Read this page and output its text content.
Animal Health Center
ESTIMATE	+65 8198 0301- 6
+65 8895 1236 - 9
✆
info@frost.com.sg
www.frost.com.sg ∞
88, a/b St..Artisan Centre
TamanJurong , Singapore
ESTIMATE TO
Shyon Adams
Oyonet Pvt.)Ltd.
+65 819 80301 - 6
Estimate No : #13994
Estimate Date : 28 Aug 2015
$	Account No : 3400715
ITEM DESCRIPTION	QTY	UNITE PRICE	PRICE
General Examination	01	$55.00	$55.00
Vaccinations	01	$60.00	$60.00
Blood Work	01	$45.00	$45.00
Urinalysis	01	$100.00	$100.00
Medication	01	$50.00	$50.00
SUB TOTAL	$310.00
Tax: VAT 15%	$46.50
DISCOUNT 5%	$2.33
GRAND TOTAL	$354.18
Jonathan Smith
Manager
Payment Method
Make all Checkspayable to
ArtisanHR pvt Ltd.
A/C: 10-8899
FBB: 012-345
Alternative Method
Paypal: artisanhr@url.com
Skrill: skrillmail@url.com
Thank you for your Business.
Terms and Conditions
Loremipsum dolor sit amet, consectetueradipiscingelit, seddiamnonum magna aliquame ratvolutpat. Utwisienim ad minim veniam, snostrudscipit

────────────────────────────────────────

▸ Written instruction: Pull every line containing the word "Method" out of the entries above.

▸ Answer to the problem:
Payment Method
Alternative Method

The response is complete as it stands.